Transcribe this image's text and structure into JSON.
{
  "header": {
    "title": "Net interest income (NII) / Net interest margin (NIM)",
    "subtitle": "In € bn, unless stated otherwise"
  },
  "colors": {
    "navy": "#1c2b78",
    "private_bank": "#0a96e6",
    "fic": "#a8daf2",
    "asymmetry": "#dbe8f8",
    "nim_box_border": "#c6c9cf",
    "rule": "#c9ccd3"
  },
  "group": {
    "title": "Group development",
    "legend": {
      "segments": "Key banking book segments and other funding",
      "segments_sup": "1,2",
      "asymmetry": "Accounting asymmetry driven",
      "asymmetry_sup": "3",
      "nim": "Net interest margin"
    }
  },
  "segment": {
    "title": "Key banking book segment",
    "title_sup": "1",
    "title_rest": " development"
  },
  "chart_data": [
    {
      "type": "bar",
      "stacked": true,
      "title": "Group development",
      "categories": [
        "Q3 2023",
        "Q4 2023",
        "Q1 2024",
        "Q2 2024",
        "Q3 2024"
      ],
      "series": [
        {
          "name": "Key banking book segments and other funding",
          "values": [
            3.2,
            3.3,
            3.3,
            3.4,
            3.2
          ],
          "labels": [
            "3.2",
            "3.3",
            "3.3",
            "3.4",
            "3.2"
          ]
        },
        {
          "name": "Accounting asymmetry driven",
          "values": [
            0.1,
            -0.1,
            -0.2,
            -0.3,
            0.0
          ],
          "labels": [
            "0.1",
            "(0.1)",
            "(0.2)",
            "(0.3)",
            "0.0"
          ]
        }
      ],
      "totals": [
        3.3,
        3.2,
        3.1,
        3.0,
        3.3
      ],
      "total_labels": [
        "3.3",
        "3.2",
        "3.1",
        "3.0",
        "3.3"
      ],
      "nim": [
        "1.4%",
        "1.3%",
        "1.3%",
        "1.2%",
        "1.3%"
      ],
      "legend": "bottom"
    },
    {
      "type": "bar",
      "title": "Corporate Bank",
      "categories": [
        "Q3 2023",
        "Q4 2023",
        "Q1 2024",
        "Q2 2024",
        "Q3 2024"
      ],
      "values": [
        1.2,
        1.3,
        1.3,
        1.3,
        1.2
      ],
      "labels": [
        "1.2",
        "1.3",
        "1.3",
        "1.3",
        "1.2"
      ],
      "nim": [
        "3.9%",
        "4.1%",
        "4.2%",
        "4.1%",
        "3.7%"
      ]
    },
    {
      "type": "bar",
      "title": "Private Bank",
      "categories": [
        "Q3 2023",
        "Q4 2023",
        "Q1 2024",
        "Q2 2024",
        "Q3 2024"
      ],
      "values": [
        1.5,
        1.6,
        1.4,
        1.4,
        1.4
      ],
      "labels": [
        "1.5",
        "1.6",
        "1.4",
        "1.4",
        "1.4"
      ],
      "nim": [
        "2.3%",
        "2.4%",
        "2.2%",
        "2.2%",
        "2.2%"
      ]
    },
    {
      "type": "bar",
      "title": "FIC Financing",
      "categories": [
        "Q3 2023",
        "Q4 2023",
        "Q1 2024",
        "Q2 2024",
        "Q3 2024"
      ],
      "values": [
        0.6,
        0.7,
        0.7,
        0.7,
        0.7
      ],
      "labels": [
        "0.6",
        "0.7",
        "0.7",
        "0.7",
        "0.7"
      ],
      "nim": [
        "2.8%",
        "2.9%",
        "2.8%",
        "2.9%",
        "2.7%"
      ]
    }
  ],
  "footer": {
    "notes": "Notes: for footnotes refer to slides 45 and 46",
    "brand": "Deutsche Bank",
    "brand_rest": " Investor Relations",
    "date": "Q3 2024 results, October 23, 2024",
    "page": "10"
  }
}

------------------------------------------------------------

*Exercise brief:* Of the lines above, copy each that contains "development".

*Task response:*
    "title": "Group development",
    "title_rest": " development"
      "title": "Group development",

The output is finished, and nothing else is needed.